• **Stored data**:
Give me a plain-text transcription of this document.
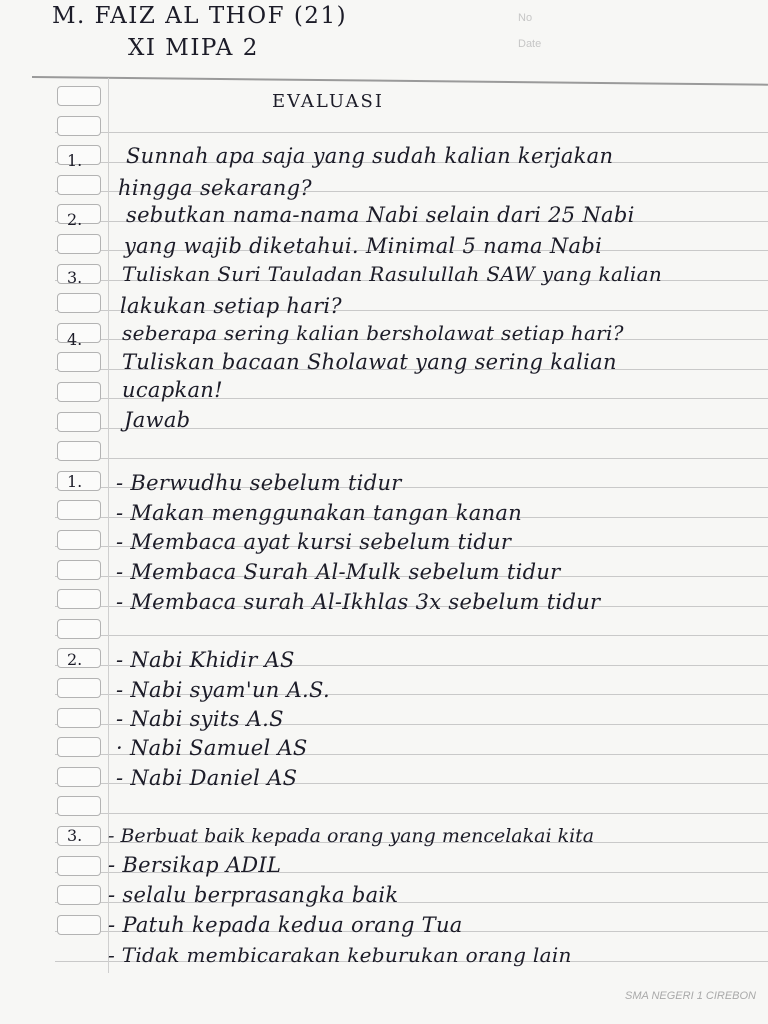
No
Date
M. FAIZ AL THOF (21)
XI MIPA 2
EVALUASI
1. Sunnah apa saja yang sudah kalian kerjakan
hingga sekarang?
2. sebutkan nama-nama Nabi selain dari 25 Nabi
yang wajib diketahui. Minimal 5 nama Nabi
3. Tuliskan Suri Tauladan Rasulullah SAW yang kalian
lakukan setiap hari?
4. seberapa sering kalian bersholawat setiap hari?
Tuliskan bacaan Sholawat yang sering kalian
ucapkan!
Jawab
1. - Berwudhu sebelum tidur
- Makan menggunakan tangan kanan
- Membaca ayat kursi sebelum tidur
- Membaca Surah Al-Mulk sebelum tidur
- Membaca surah Al-Ikhlas 3x sebelum tidur
2. - Nabi Khidir AS
- Nabi syam'un A.S.
- Nabi syits A.S
· Nabi Samuel AS
- Nabi Daniel AS
3. - Berbuat baik kepada orang yang mencelakai kita
- Bersikap ADIL
- selalu berprasangka baik
- Patuh kepada kedua orang Tua
- Tidak membicarakan keburukan orang lain
SMA NEGERI 1 CIREBON
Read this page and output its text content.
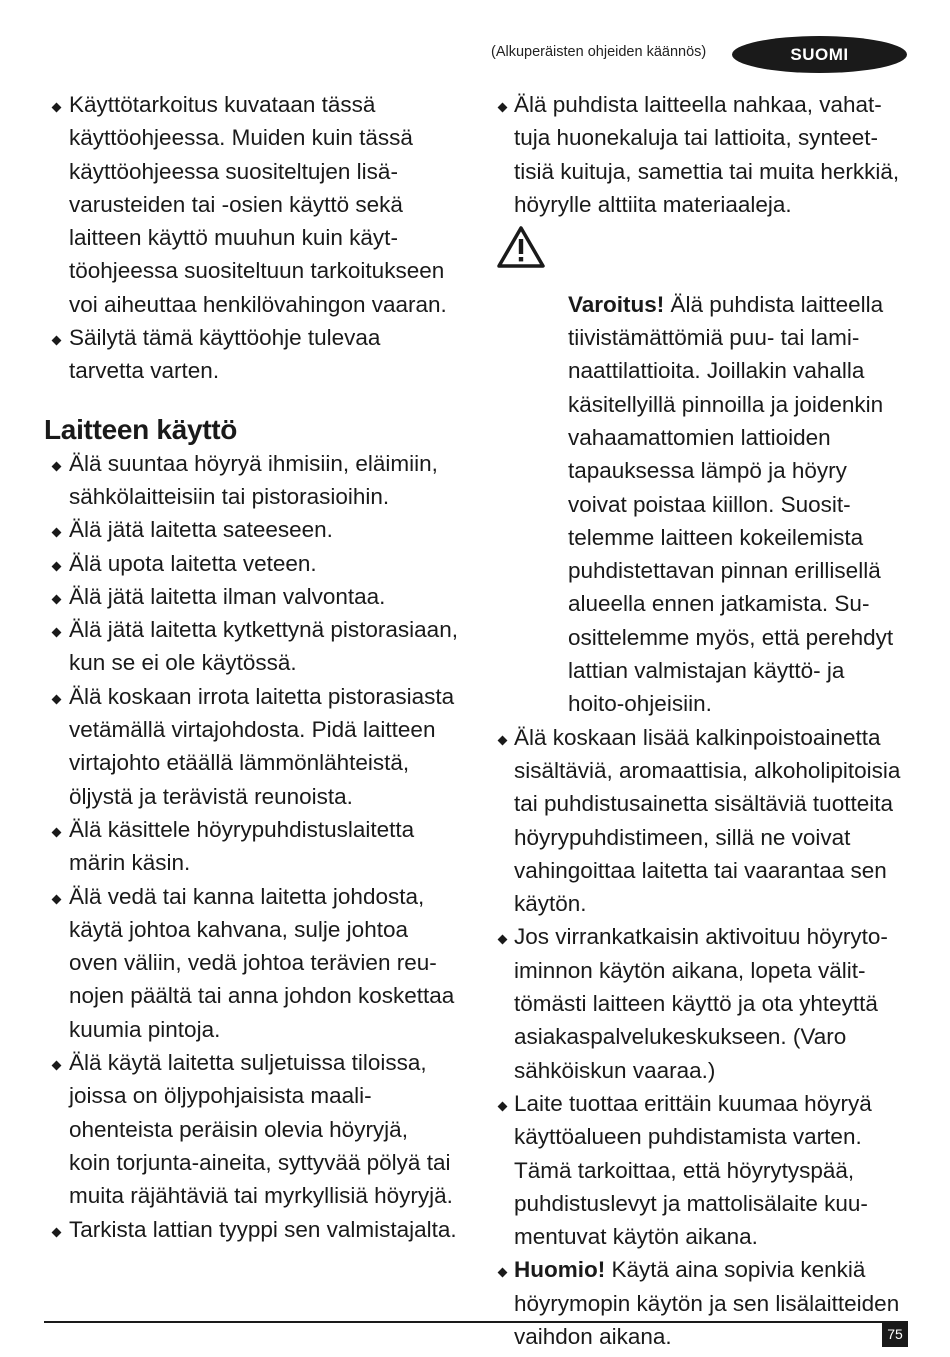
(Alkuperäisten ohjeiden käännös)	SUOMI
Käyttötarkoitus kuvataan tässä
käyttöohjeessa. Muiden kuin tässä
käyttöohjeessa suositeltujen lisä-
varusteiden tai -osien käyttö sekä
laitteen käyttö muuhun kuin käyt-
töohjeessa suositeltuun tarkoitukseen
voi aiheuttaa henkilövahingon vaaran.
Säilytä tämä käyttöohje tulevaa
tarvetta varten.
Laitteen käyttö
Älä suuntaa höyryä ihmisiin, eläimiin,
sähkölaitteisiin tai pistorasioihin.
Älä jätä laitetta sateeseen.
Älä upota laitetta veteen.
Älä jätä laitetta ilman valvontaa.
Älä jätä laitetta kytkettynä pistorasiaan,
kun se ei ole käytössä.
Älä koskaan irrota laitetta pistorasiasta
vetämällä virtajohdosta. Pidä laitteen
virtajohto etäällä lämmönlähteistä,
öljystä ja terävistä reunoista.
Älä käsittele höyrypuhdistuslaitetta
märin käsin.
Älä vedä tai kanna laitetta johdosta,
käytä johtoa kahvana, sulje johtoa
oven väliin, vedä johtoa terävien reu-
nojen päältä tai anna johdon koskettaa
kuumia pintoja.
Älä käytä laitetta suljetuissa tiloissa,
joissa on öljypohjaisista maali-
ohenteista peräisin olevia höyryjä,
koin torjunta-aineita, syttyvää pölyä tai
muita räjähtäviä tai myrkyllisiä höyryjä.
Tarkista lattian tyyppi sen valmistajalta.
Älä puhdista laitteella nahkaa, vahat-
tuja huonekaluja tai lattioita, synteet-
tisiä kuituja, samettia tai muita herkkiä,
höyrylle alttiita materiaaleja.

Varoitus! Älä puhdista laitteella
tiivistämättömiä puu- tai lami-
naattilattioita. Joillakin vahalla
käsitellyillä pinnoilla ja joidenkin
vahaamattomien lattioiden
tapauksessa lämpö ja höyry
voivat poistaa kiillon. Suosit-
telemme laitteen kokeilemista
puhdistettavan pinnan erillisellä
alueella ennen jatkamista. Su-
osittelemme myös, että perehdyt
lattian valmistajan käyttö- ja
hoito-ohjeisiin.

Älä koskaan lisää kalkinpoistoainetta
sisältäviä, aromaattisia, alkoholipitoisia
tai puhdistusainetta sisältäviä tuotteita
höyrypuhdistimeen, sillä ne voivat
vahingoittaa laitetta tai vaarantaa sen
käytön.
Jos virrankatkaisin aktivoituu höyryto-
iminnon käytön aikana, lopeta välit-
tömästi laitteen käyttö ja ota yhteyttä
asiakaspalvelukeskukseen. (Varo
sähköiskun vaaraa.)
Laite tuottaa erittäin kuumaa höyryä
käyttöalueen puhdistamista varten.
Tämä tarkoittaa, että höyrytyspää,
puhdistuslevyt ja mattolisälaite kuu-
mentuvat käytön aikana.
Huomio! Käytä aina sopivia kenkiä
höyrymopin käytön ja sen lisälaitteiden
vaihdon aikana.	75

• **What to do**:
Repeat the material exactly as it reads, without any of its pictures.

• **Complete answer**:
Give me a plain-text transcription of this document.
No
Date
M. FAIZ AL THOF (21)
XI MIPA 2
EVALUASI
1. Sunnah apa saja yang sudah kalian kerjakan
hingga sekarang?
2. sebutkan nama-nama Nabi selain dari 25 Nabi
yang wajib diketahui. Minimal 5 nama Nabi
3. Tuliskan Suri Tauladan Rasulullah SAW yang kalian
lakukan setiap hari?
4. seberapa sering kalian bersholawat setiap hari?
Tuliskan bacaan Sholawat yang sering kalian
ucapkan!
Jawab
1. - Berwudhu sebelum tidur
- Makan menggunakan tangan kanan
- Membaca ayat kursi sebelum tidur
- Membaca Surah Al-Mulk sebelum tidur
- Membaca surah Al-Ikhlas 3x sebelum tidur
2. - Nabi Khidir AS
- Nabi syam'un A.S.
- Nabi syits A.S
· Nabi Samuel AS
- Nabi Daniel AS
3. - Berbuat baik kepada orang yang mencelakai kita
- Bersikap ADIL
- selalu berprasangka baik
- Patuh kepada kedua orang Tua
- Tidak membicarakan keburukan orang lain
SMA NEGERI 1 CIREBON
Read this page and output its text content.
(Alkuperäisten ohjeiden käännös)	SUOMI
Käyttötarkoitus kuvataan tässä
käyttöohjeessa. Muiden kuin tässä
käyttöohjeessa suositeltujen lisä-
varusteiden tai -osien käyttö sekä
laitteen käyttö muuhun kuin käyt-
töohjeessa suositeltuun tarkoitukseen
voi aiheuttaa henkilövahingon vaaran.
Säilytä tämä käyttöohje tulevaa
tarvetta varten.
Laitteen käyttö
Älä suuntaa höyryä ihmisiin, eläimiin,
sähkölaitteisiin tai pistorasioihin.
Älä jätä laitetta sateeseen.
Älä upota laitetta veteen.
Älä jätä laitetta ilman valvontaa.
Älä jätä laitetta kytkettynä pistorasiaan,
kun se ei ole käytössä.
Älä koskaan irrota laitetta pistorasiasta
vetämällä virtajohdosta. Pidä laitteen
virtajohto etäällä lämmönlähteistä,
öljystä ja terävistä reunoista.
Älä käsittele höyrypuhdistuslaitetta
märin käsin.
Älä vedä tai kanna laitetta johdosta,
käytä johtoa kahvana, sulje johtoa
oven väliin, vedä johtoa terävien reu-
nojen päältä tai anna johdon koskettaa
kuumia pintoja.
Älä käytä laitetta suljetuissa tiloissa,
joissa on öljypohjaisista maali-
ohenteista peräisin olevia höyryjä,
koin torjunta-aineita, syttyvää pölyä tai
muita räjähtäviä tai myrkyllisiä höyryjä.
Tarkista lattian tyyppi sen valmistajalta.
Älä puhdista laitteella nahkaa, vahat-
tuja huonekaluja tai lattioita, synteet-
tisiä kuituja, samettia tai muita herkkiä,
höyrylle alttiita materiaaleja.

Varoitus! Älä puhdista laitteella
tiivistämättömiä puu- tai lami-
naattilattioita. Joillakin vahalla
käsitellyillä pinnoilla ja joidenkin
vahaamattomien lattioiden
tapauksessa lämpö ja höyry
voivat poistaa kiillon. Suosit-
telemme laitteen kokeilemista
puhdistettavan pinnan erillisellä
alueella ennen jatkamista. Su-
osittelemme myös, että perehdyt
lattian valmistajan käyttö- ja
hoito-ohjeisiin.

Älä koskaan lisää kalkinpoistoainetta
sisältäviä, aromaattisia, alkoholipitoisia
tai puhdistusainetta sisältäviä tuotteita
höyrypuhdistimeen, sillä ne voivat
vahingoittaa laitetta tai vaarantaa sen
käytön.
Jos virrankatkaisin aktivoituu höyryto-
iminnon käytön aikana, lopeta välit-
tömästi laitteen käyttö ja ota yhteyttä
asiakaspalvelukeskukseen. (Varo
sähköiskun vaaraa.)
Laite tuottaa erittäin kuumaa höyryä
käyttöalueen puhdistamista varten.
Tämä tarkoittaa, että höyrytyspää,
puhdistuslevyt ja mattolisälaite kuu-
mentuvat käytön aikana.
Huomio! Käytä aina sopivia kenkiä
höyrymopin käytön ja sen lisälaitteiden
vaihdon aikana.	75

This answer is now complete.